• [Fragmento seleccionado]:
************

La semana anterior habíamos visto los efectos de la pandemia desde las familias desempleadas que necesitan alimentos y la solidaridad de redes de personas generosas y congregaciones religiosas que se erigen en ministerio comunitario. Me sentí muy contento de ver maestras jóvenes y asistentes de maestra, preocupados por sus alumnos y padres de familia desempleados. Hoy, el drama de la pandemia es otro.  La tragedia que presencié en las gradas de un edificio, me hicieron sentir, dolor, pena, rabia y desesperanza.

Después de ver la alegría en la cara de los niños al ver venir la ayuda y la imagen sombría de la abuela cubierta para recibir la visita, me retuerzo en la puerta del carro recordando que tengo un suero que no sé por qué compré hace un mes en Cosco, pensando en mí quizá. Olvidé que aún no me ponía la máscara y me acerque a mi esposa para que lo entregara, puede que ayude con la debilidad que da la fiebre.  Al entrar al auto, le pregunto en qué trabajan los infectados. “Son trabajadores de limpieza”, me responde.  ¿Cuántos años tienen? continúo preguntando.  “La que está en hospital 30 años, el esposo de la señora es mayor,” me responde.

Esos, son los trabajadores imprescindibles que limpian las clínicas, las oficinas de la policía, cuerpo de bomberos, las salas de operación, los pasillos de los hospitales, que recogen la basura y todas las mascarillas, gasas, jeringas y limpian cuanto equipo necesite ser desinfectado para estar listo para atender más pacientes. Esos son los que tienen que vencer día con día el temor a la muerte, porque no pueden darse el lujo que el miedo se les convierta en cobardía, porque consideran peor el desempleo y la deportación que afectaría a sus hijos.

Al igual que muchos inmigrantes, los salvadoreños viven el drama trágico de perder el empleo, perder la capacidad de pagar el alquiler de su vivienda, teléfono y alimentos para sus hijos. La angustia es una de las condiciones que debilitan el sistema inmunológico en las personas, según los médicos.  Ya conozco de una salvadoreña que murió de Covid 19 en sus cuarenta años, y a esta última que esta con sus 30 recibiendo respiración artificial en la unidad de cuidados intensivos de un hospital en el condado.  Es la cuenta de estos pobres que tendrá que ser pagada por el estado si estos mueren, y a la que la única salida política que encuentra el presidente es la deportación, porque le importa más las ganancias e impuestos que generan las empresas.

************

• [Ítems proporcionados]:
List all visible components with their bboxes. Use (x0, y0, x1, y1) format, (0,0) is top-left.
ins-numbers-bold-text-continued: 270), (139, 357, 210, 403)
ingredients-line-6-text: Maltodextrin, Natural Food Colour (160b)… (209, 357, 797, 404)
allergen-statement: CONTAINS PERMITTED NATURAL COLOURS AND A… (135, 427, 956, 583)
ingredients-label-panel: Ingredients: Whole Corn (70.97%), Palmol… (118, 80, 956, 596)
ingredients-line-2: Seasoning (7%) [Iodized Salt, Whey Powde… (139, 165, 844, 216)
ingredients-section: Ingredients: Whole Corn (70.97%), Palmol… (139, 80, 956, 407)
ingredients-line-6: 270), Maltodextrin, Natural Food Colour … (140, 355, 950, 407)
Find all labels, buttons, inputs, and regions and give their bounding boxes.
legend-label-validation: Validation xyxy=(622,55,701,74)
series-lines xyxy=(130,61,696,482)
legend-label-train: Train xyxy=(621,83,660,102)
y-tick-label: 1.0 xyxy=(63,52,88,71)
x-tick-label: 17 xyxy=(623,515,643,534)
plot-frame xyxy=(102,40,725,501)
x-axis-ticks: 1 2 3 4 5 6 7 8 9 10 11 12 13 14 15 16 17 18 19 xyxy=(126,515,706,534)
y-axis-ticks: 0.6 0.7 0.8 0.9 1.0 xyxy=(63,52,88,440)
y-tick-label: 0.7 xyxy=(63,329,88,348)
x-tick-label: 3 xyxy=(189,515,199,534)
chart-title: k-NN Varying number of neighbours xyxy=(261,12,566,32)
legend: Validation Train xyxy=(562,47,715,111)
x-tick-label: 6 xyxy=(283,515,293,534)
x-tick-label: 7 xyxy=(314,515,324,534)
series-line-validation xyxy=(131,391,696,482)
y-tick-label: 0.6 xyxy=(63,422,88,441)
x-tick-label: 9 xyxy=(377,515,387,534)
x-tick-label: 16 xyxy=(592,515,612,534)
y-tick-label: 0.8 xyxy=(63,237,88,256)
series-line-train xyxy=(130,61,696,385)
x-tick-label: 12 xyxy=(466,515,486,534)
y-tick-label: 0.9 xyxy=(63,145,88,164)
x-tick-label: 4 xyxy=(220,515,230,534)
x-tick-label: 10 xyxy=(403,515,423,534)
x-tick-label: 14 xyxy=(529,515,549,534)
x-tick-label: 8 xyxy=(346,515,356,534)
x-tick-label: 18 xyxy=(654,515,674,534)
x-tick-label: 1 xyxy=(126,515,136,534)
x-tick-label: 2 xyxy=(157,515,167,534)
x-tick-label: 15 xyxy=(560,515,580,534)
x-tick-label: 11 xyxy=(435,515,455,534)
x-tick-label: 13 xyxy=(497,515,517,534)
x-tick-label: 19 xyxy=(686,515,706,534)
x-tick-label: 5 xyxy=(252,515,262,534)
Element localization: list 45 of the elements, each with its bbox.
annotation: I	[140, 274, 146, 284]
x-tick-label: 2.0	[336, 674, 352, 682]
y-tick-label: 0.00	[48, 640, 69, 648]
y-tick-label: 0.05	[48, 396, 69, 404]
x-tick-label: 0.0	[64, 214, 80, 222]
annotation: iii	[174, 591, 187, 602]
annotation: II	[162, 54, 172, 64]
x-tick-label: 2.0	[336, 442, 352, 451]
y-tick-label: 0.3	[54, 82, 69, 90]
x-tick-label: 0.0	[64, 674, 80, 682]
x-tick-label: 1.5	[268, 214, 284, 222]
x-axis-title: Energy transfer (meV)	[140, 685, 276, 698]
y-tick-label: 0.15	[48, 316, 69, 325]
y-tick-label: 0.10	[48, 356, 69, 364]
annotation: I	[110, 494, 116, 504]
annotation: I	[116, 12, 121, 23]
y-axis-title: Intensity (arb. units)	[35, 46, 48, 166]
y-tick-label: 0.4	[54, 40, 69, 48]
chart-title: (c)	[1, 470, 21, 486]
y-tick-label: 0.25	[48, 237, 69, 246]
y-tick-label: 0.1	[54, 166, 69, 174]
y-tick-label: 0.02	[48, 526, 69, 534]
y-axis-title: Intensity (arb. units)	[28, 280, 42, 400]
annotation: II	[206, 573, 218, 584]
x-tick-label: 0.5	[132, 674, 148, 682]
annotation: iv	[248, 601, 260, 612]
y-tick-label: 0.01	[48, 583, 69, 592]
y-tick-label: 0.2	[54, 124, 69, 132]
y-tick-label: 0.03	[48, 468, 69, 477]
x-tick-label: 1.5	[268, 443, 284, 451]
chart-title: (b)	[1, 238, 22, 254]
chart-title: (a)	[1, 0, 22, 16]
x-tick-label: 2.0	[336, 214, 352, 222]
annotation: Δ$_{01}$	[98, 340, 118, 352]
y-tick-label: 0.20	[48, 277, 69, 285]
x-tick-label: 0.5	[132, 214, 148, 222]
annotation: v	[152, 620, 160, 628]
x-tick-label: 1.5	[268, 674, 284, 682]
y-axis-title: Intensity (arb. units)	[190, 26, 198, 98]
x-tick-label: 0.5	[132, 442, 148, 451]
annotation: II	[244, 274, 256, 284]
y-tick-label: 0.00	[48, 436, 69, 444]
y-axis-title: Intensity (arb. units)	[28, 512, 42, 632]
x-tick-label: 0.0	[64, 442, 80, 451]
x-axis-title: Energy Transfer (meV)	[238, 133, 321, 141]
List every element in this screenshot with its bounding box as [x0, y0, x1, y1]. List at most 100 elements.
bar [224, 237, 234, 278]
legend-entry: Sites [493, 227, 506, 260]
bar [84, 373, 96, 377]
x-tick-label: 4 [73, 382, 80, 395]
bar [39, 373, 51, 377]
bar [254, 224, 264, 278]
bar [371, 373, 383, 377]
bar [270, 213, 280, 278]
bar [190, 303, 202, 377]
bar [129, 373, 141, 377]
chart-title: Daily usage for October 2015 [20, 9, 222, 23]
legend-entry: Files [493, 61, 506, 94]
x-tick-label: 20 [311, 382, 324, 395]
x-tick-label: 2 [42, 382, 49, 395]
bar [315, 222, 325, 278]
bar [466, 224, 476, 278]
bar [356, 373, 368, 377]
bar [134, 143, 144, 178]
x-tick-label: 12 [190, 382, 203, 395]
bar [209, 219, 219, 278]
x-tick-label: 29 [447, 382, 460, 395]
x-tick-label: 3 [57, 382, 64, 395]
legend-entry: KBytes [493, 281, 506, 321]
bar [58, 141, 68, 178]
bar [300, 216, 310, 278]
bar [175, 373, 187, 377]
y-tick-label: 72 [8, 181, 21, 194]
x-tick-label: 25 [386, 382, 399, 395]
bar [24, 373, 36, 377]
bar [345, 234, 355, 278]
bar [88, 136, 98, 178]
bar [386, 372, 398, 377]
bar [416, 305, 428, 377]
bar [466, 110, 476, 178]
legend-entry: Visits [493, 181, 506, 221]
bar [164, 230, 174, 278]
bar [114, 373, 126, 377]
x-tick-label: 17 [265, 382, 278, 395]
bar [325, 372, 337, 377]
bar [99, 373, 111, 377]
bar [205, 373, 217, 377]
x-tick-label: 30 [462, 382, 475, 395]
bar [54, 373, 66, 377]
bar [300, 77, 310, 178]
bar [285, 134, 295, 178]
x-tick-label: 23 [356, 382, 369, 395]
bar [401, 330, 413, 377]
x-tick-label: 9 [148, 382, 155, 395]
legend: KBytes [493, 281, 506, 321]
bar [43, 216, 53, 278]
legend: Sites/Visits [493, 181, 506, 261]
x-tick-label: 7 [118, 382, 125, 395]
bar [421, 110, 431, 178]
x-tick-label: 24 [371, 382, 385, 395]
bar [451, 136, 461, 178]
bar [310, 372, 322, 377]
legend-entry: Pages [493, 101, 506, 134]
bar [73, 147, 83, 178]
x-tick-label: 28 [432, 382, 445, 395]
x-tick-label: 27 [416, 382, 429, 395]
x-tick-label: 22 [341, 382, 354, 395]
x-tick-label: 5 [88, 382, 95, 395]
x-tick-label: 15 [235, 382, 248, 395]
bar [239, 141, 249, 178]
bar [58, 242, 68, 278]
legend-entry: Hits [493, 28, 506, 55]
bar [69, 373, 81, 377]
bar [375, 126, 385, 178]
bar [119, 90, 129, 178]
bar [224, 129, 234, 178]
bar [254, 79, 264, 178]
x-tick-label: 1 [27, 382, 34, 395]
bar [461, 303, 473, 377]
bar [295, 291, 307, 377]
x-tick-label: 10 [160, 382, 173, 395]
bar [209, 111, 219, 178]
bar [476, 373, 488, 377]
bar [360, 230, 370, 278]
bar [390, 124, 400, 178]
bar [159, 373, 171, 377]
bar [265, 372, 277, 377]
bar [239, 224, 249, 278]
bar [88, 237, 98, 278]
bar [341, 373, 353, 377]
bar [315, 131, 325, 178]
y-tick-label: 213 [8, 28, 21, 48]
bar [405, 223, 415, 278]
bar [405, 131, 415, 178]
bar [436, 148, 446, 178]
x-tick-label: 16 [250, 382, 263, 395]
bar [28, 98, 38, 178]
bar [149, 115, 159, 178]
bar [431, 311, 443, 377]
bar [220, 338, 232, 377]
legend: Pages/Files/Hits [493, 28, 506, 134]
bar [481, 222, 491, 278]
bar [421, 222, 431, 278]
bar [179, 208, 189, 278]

************

• [Tareas]:
(a) Reescribe como una lista breve el párrafo del fragmento que comienza con «Esos, son los trabajadores imprescindibles», conservando sus datos principales.
(b) Transcribe del fragmento el texto desde «La semana anterior» hasta «rabia y desesperanza.», ambos incluidos.
No hace falta consultar los ítems.

• [Respuestas por ítem]:
(a)
- Son trabajadores imprescindibles que limpian clínicas, oficinas de la policía, el cuerpo de bomberos, salas de operación y pasillos de hospitales.
- Recogen la basura, las mascarillas, las gasas y las jeringas, y desinfectan el equipo para que esté listo para atender a más pacientes.
- Deben vencer cada día el temor a la muerte sin dejar que el miedo se convierta en cobardía.
- Consideran peores el desempleo y la deportación, que afectarían a sus hijos.

(b)
La semana anterior habíamos visto los efectos de la pandemia desde las familias desempleadas que necesitan alimentos y la solidaridad de redes de personas generosas y congregaciones religiosas que se erigen en ministerio comunitario. Me sentí muy contento de ver maestras jóvenes y asistentes de maestra, preocupados por sus alumnos y padres de familia desempleados. Hoy, el drama de la pandemia es otro.  La tragedia que presencié en las gradas de un edificio, me hicieron sentir, dolor, pena, rabia y desesperanza.